>>>

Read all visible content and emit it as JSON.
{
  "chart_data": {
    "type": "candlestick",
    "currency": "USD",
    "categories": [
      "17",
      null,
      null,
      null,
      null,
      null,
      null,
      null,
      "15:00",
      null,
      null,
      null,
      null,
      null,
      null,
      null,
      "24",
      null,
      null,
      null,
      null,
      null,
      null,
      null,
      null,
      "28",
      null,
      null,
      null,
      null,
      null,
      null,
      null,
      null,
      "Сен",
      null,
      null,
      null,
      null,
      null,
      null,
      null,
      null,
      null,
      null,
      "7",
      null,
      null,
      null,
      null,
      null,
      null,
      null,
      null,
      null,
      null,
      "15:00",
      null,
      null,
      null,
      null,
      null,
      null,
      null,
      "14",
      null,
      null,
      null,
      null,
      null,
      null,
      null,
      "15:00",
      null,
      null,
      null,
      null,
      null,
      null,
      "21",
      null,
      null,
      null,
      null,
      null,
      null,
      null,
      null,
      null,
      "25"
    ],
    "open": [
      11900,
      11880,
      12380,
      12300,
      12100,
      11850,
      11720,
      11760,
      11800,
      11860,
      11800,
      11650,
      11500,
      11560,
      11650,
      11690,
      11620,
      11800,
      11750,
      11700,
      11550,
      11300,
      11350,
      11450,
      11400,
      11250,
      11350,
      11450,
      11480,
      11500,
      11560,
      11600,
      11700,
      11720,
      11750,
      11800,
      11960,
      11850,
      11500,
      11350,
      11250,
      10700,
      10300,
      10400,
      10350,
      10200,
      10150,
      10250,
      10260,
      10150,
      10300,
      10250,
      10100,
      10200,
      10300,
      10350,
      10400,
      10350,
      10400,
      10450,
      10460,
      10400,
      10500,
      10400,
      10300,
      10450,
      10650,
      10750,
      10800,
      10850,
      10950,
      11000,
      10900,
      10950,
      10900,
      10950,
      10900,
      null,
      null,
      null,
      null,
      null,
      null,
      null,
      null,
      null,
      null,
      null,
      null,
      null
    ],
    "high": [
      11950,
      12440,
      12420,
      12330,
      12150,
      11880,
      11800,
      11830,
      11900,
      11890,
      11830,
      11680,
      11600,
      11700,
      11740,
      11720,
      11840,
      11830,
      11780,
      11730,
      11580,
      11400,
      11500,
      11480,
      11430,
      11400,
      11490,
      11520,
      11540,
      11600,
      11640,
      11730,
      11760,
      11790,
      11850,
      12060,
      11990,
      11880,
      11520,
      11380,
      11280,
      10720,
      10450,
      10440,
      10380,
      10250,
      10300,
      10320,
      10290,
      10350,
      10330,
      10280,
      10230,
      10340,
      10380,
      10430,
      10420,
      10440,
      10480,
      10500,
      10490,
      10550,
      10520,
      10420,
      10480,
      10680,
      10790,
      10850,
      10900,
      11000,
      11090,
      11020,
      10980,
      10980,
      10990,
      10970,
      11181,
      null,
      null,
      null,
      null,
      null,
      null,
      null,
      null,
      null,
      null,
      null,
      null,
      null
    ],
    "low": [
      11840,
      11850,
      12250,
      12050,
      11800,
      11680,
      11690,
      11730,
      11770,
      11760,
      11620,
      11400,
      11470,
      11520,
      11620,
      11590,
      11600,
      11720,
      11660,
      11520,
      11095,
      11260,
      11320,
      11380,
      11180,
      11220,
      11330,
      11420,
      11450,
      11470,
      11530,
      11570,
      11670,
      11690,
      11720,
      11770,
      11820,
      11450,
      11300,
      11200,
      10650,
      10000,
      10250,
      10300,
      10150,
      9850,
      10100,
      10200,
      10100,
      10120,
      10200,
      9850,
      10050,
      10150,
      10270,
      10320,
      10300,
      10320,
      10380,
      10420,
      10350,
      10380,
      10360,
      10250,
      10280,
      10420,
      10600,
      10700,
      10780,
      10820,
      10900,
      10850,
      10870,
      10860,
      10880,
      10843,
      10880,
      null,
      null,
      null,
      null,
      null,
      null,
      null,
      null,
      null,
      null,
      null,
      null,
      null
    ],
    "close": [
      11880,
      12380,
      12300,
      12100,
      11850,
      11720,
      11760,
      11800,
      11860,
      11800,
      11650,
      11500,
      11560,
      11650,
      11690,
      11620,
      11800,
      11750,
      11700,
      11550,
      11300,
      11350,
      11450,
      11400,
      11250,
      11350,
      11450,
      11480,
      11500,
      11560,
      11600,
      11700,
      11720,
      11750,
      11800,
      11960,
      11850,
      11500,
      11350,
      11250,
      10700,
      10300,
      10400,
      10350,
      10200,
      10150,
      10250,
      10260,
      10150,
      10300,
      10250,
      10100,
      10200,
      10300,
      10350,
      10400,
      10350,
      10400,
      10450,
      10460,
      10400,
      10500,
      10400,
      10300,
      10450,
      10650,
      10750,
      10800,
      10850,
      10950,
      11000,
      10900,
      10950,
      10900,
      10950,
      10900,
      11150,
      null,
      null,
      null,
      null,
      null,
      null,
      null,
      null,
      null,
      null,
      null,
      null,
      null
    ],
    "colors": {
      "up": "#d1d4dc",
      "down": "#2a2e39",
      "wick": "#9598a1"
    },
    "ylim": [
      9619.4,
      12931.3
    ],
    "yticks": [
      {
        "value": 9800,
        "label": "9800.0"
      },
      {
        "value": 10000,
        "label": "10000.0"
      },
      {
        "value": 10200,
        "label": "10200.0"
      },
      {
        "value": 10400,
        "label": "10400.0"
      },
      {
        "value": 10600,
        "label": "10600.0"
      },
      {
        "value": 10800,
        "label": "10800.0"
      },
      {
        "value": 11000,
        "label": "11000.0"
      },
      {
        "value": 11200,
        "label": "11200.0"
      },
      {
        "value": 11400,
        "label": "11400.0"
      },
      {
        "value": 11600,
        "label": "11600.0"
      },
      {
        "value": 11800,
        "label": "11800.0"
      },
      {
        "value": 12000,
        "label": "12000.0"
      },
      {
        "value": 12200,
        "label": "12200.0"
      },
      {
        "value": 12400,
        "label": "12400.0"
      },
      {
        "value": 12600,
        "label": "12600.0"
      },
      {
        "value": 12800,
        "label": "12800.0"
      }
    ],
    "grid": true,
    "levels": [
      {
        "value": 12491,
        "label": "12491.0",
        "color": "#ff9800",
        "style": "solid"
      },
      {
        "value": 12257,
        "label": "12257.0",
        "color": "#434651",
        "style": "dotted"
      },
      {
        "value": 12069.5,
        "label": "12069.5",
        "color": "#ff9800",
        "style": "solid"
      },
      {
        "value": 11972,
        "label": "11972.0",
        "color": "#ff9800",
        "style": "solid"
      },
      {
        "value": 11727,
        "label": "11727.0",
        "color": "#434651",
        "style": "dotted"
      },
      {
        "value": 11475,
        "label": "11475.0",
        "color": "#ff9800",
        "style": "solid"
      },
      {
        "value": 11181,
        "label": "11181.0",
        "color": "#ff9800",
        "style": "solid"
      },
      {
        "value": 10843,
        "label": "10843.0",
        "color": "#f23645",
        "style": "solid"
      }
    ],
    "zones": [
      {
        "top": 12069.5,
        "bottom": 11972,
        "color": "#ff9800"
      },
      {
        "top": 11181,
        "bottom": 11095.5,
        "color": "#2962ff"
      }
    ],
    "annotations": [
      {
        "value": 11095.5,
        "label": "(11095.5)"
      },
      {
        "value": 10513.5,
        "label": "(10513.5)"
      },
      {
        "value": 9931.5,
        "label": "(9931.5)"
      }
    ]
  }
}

<<<

● **Exercise details**:
Write each line above out exactly.

● **Correct response**:
Read all visible content and emit it as JSON.
{
  "chart_data": {
    "type": "candlestick",
    "currency": "USD",
    "categories": [
      "17",
      null,
      null,
      null,
      null,
      null,
      null,
      null,
      "15:00",
      null,
      null,
      null,
      null,
      null,
      null,
      null,
      "24",
      null,
      null,
      null,
      null,
      null,
      null,
      null,
      null,
      "28",
      null,
      null,
      null,
      null,
      null,
      null,
      null,
      null,
      "Сен",
      null,
      null,
      null,
      null,
      null,
      null,
      null,
      null,
      null,
      null,
      "7",
      null,
      null,
      null,
      null,
      null,
      null,
      null,
      null,
      null,
      null,
      "15:00",
      null,
      null,
      null,
      null,
      null,
      null,
      null,
      "14",
      null,
      null,
      null,
      null,
      null,
      null,
      null,
      "15:00",
      null,
      null,
      null,
      null,
      null,
      null,
      "21",
      null,
      null,
      null,
      null,
      null,
      null,
      null,
      null,
      null,
      "25"
    ],
    "open": [
      11900,
      11880,
      12380,
      12300,
      12100,
      11850,
      11720,
      11760,
      11800,
      11860,
      11800,
      11650,
      11500,
      11560,
      11650,
      11690,
      11620,
      11800,
      11750,
      11700,
      11550,
      11300,
      11350,
      11450,
      11400,
      11250,
      11350,
      11450,
      11480,
      11500,
      11560,
      11600,
      11700,
      11720,
      11750,
      11800,
      11960,
      11850,
      11500,
      11350,
      11250,
      10700,
      10300,
      10400,
      10350,
      10200,
      10150,
      10250,
      10260,
      10150,
      10300,
      10250,
      10100,
      10200,
      10300,
      10350,
      10400,
      10350,
      10400,
      10450,
      10460,
      10400,
      10500,
      10400,
      10300,
      10450,
      10650,
      10750,
      10800,
      10850,
      10950,
      11000,
      10900,
      10950,
      10900,
      10950,
      10900,
      null,
      null,
      null,
      null,
      null,
      null,
      null,
      null,
      null,
      null,
      null,
      null,
      null
    ],
    "high": [
      11950,
      12440,
      12420,
      12330,
      12150,
      11880,
      11800,
      11830,
      11900,
      11890,
      11830,
      11680,
      11600,
      11700,
      11740,
      11720,
      11840,
      11830,
      11780,
      11730,
      11580,
      11400,
      11500,
      11480,
      11430,
      11400,
      11490,
      11520,
      11540,
      11600,
      11640,
      11730,
      11760,
      11790,
      11850,
      12060,
      11990,
      11880,
      11520,
      11380,
      11280,
      10720,
      10450,
      10440,
      10380,
      10250,
      10300,
      10320,
      10290,
      10350,
      10330,
      10280,
      10230,
      10340,
      10380,
      10430,
      10420,
      10440,
      10480,
      10500,
      10490,
      10550,
      10520,
      10420,
      10480,
      10680,
      10790,
      10850,
      10900,
      11000,
      11090,
      11020,
      10980,
      10980,
      10990,
      10970,
      11181,
      null,
      null,
      null,
      null,
      null,
      null,
      null,
      null,
      null,
      null,
      null,
      null,
      null
    ],
    "low": [
      11840,
      11850,
      12250,
      12050,
      11800,
      11680,
      11690,
      11730,
      11770,
      11760,
      11620,
      11400,
      11470,
      11520,
      11620,
      11590,
      11600,
      11720,
      11660,
      11520,
      11095,
      11260,
      11320,
      11380,
      11180,
      11220,
      11330,
      11420,
      11450,
      11470,
      11530,
      11570,
      11670,
      11690,
      11720,
      11770,
      11820,
      11450,
      11300,
      11200,
      10650,
      10000,
      10250,
      10300,
      10150,
      9850,
      10100,
      10200,
      10100,
      10120,
      10200,
      9850,
      10050,
      10150,
      10270,
      10320,
      10300,
      10320,
      10380,
      10420,
      10350,
      10380,
      10360,
      10250,
      10280,
      10420,
      10600,
      10700,
      10780,
      10820,
      10900,
      10850,
      10870,
      10860,
      10880,
      10843,
      10880,
      null,
      null,
      null,
      null,
      null,
      null,
      null,
      null,
      null,
      null,
      null,
      null,
      null
    ],
    "close": [
      11880,
      12380,
      12300,
      12100,
      11850,
      11720,
      11760,
      11800,
      11860,
      11800,
      11650,
      11500,
      11560,
      11650,
      11690,
      11620,
      11800,
      11750,
      11700,
      11550,
      11300,
      11350,
      11450,
      11400,
      11250,
      11350,
      11450,
      11480,
      11500,
      11560,
      11600,
      11700,
      11720,
      11750,
      11800,
      11960,
      11850,
      11500,
      11350,
      11250,
      10700,
      10300,
      10400,
      10350,
      10200,
      10150,
      10250,
      10260,
      10150,
      10300,
      10250,
      10100,
      10200,
      10300,
      10350,
      10400,
      10350,
      10400,
      10450,
      10460,
      10400,
      10500,
      10400,
      10300,
      10450,
      10650,
      10750,
      10800,
      10850,
      10950,
      11000,
      10900,
      10950,
      10900,
      10950,
      10900,
      11150,
      null,
      null,
      null,
      null,
      null,
      null,
      null,
      null,
      null,
      null,
      null,
      null,
      null
    ],
    "colors": {
      "up": "#d1d4dc",
      "down": "#2a2e39",
      "wick": "#9598a1"
    },
    "ylim": [
      9619.4,
      12931.3
    ],
    "yticks": [
      {
        "value": 9800,
        "label": "9800.0"
      },
      {
        "value": 10000,
        "label": "10000.0"
      },
      {
        "value": 10200,
        "label": "10200.0"
      },
      {
        "value": 10400,
        "label": "10400.0"
      },
      {
        "value": 10600,
        "label": "10600.0"
      },
      {
        "value": 10800,
        "label": "10800.0"
      },
      {
        "value": 11000,
        "label": "11000.0"
      },
      {
        "value": 11200,
        "label": "11200.0"
      },
      {
        "value": 11400,
        "label": "11400.0"
      },
      {
        "value": 11600,
        "label": "11600.0"
      },
      {
        "value": 11800,
        "label": "11800.0"
      },
      {
        "value": 12000,
        "label": "12000.0"
      },
      {
        "value": 12200,
        "label": "12200.0"
      },
      {
        "value": 12400,
        "label": "12400.0"
      },
      {
        "value": 12600,
        "label": "12600.0"
      },
      {
        "value": 12800,
        "label": "12800.0"
      }
    ],
    "grid": true,
    "levels": [
      {
        "value": 12491,
        "label": "12491.0",
        "color": "#ff9800",
        "style": "solid"
      },
      {
        "value": 12257,
        "label": "12257.0",
        "color": "#434651",
        "style": "dotted"
      },
      {
        "value": 12069.5,
        "label": "12069.5",
        "color": "#ff9800",
        "style": "solid"
      },
      {
        "value": 11972,
        "label": "11972.0",
        "color": "#ff9800",
        "style": "solid"
      },
      {
        "value": 11727,
        "label": "11727.0",
        "color": "#434651",
        "style": "dotted"
      },
      {
        "value": 11475,
        "label": "11475.0",
        "color": "#ff9800",
        "style": "solid"
      },
      {
        "value": 11181,
        "label": "11181.0",
        "color": "#ff9800",
        "style": "solid"
      },
      {
        "value": 10843,
        "label": "10843.0",
        "color": "#f23645",
        "style": "solid"
      }
    ],
    "zones": [
      {
        "top": 12069.5,
        "bottom": 11972,
        "color": "#ff9800"
      },
      {
        "top": 11181,
        "bottom": 11095.5,
        "color": "#2962ff"
      }
    ],
    "annotations": [
      {
        "value": 11095.5,
        "label": "(11095.5)"
      },
      {
        "value": 10513.5,
        "label": "(10513.5)"
      },
      {
        "value": 9931.5,
        "label": "(9931.5)"
      }
    ]
  }
}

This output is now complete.